* _WHAT THIS EXERCISE ASKS_:
a – List every section heading in the Receptor feature notes below.
b – Carry on the Receptor feature notes below, starting after their final sentence.

* _SOURCE PASSAGE_:
+ + + +

Remote units of work should have expiration

When issuing a unit of work to be executed on a remote node via work submit, the originator should specify an expiration time or time-to-live. If the job hasn't been able to be sent to the remote node and started by this time, it should be marked as failed.

FIPS compliance

We need to verify that the crypto libraries we are using are FIPS 140-2 compliant, and change them if they are not.

Group addresses

Python Receptor had a concept of group addresses that was never fully realized. If we still want to do this, here's one way it could work:

  • At startup, nodes are initialized with a list of groups they are members of.
  • When someone wants to connect to a group address, they call a new method, netceptor.DialGroup. This sends a broadcast packet saying "I want a connection to a member of this group."
  • On receiving this, group members reply, perhaps with some kind of preference metric (ie, their current load average or some other measure of busyness).
  • The sender chooses the first reply, or the lowest-metric reply within double the time of the first reply, or something like that.
  • A normal point-to-point connection is established to the node ID of the selected respondent.

Perhaps it would also be valuable for PacketConn to be able to send broadcast messages targeted at groups, like a sort of Receptor multicast capability.

+ + + +

* _PROVIDED MATERIAL_:
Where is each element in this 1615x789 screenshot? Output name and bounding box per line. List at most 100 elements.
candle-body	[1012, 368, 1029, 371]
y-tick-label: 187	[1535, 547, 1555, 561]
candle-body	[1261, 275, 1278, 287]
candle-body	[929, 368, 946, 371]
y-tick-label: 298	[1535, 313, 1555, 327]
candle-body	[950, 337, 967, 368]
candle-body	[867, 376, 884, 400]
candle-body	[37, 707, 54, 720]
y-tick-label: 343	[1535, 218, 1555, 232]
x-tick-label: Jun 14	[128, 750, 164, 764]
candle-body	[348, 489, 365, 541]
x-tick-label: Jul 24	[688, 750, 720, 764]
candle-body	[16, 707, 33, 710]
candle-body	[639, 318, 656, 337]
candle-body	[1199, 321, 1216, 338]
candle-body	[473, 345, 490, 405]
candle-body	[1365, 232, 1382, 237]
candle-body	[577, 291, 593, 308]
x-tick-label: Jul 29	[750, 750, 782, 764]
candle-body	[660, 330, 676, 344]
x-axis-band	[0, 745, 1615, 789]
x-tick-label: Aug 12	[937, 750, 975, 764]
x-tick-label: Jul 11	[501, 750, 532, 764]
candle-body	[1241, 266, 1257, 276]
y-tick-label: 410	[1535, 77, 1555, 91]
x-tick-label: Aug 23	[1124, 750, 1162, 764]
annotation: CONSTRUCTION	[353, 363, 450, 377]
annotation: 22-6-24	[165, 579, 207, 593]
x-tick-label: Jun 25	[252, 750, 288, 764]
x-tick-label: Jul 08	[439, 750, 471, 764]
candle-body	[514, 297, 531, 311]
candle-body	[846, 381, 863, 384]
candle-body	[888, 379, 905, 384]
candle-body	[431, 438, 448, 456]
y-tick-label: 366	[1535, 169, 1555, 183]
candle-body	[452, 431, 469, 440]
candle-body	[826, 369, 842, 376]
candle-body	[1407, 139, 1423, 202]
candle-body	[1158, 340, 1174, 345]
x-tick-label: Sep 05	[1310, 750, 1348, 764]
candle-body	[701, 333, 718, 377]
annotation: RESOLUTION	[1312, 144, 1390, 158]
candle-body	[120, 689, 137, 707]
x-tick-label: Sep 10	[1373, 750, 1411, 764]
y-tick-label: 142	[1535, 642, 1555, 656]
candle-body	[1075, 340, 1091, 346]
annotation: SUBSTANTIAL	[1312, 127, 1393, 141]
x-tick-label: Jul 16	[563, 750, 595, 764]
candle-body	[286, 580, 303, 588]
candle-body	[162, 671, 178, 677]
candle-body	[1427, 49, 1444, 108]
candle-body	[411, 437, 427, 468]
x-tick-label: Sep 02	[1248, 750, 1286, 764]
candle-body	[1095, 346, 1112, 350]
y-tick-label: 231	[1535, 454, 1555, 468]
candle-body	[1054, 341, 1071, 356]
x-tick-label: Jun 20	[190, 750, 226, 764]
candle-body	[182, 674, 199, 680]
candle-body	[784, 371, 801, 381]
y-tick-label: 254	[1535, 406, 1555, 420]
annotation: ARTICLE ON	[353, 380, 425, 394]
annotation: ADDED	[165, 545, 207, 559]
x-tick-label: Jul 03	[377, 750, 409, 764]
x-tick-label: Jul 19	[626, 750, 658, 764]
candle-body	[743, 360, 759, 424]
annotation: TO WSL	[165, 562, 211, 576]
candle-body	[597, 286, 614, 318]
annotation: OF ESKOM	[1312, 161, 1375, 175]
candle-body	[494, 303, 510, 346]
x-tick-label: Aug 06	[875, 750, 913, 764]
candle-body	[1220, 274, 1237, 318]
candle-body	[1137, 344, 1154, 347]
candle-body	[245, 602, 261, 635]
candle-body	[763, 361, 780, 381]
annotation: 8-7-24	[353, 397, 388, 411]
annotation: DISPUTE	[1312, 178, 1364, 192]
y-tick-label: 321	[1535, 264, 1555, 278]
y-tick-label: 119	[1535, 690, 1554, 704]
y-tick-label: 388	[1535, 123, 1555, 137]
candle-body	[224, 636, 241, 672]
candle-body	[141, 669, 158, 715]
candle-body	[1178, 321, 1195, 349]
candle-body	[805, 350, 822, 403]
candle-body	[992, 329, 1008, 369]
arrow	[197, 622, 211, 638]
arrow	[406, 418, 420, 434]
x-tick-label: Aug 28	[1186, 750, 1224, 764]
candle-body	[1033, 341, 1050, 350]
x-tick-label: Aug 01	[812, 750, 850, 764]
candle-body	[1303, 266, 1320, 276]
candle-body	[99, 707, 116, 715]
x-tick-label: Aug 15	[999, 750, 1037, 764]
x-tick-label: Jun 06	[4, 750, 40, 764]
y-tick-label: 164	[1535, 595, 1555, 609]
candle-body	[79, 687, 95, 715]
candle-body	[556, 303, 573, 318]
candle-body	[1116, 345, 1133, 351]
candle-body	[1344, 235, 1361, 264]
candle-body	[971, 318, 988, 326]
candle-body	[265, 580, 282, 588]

+ + + +

* _YOUR RESPONSES_:
a –
- Remote units of work should have expiration
- FIPS compliance
- Group addresses

b –
Check for and reject negative path costs

I think in the current implementation, you could do --tcp-peer cost=-1.0 and cause the route calculation to blow up (for example, it might loop infinitely, trying to find the path that maximizes the number of times the packet traverses this path, because every traversal reduces the cost).

Negative path costs should be checked for at config load time and rejected.

Concurrent job limit in Workceptor

Looking at the Python Receptor code, I realized that worker plugins are run in a thread pool that limits the number of concurrent executions. As things stand now, Go Receptor's Workceptor will launch as many jobs as it's asked to, immediately. We probably want it to have some concept of holding jobs for later execution based on some type of concurrency constraint.

Upstream packaging

We should write a spec file to produce an RPM, and maybe produce a DEB if we feel like it.

We should include a systemd unit file that allows multiple invocations - systemctl start receptor@config1, etc - that refer to config files like /etc/receptor/config1.conf. See OpenVPN for an example of how this works.

Make sure we have good error messages for TLS-to-non-TLS

After #110 and #112 land, make sure that in the case where a non-TLS tcp-peer connects to a TLS tcp-listener or vice versa, that the error message produced is reasonable on both sides.

First record does not look like a TLS handshake is barely reasonable. Unsupported SSLv2 handshake received is not reasonable.

Make this work with Ansible Runner

Supporting Ansible Runner may be as simple as having the right command-line parameters and stdin, running in --json mode, and passing the output as Receptor stdout. The existing --via-receptor parameter in Runner expects to import old Receptor, so this should be modified.

The current Receptor plugin in Ansible Runner is incomplete anyway. It supports passing job results to stout, but does not call the Python callbacks on the originating side. We should make the implementation more transparent, so a Python user of Runner doesn't have to change their API at all to run jobs through Receptor.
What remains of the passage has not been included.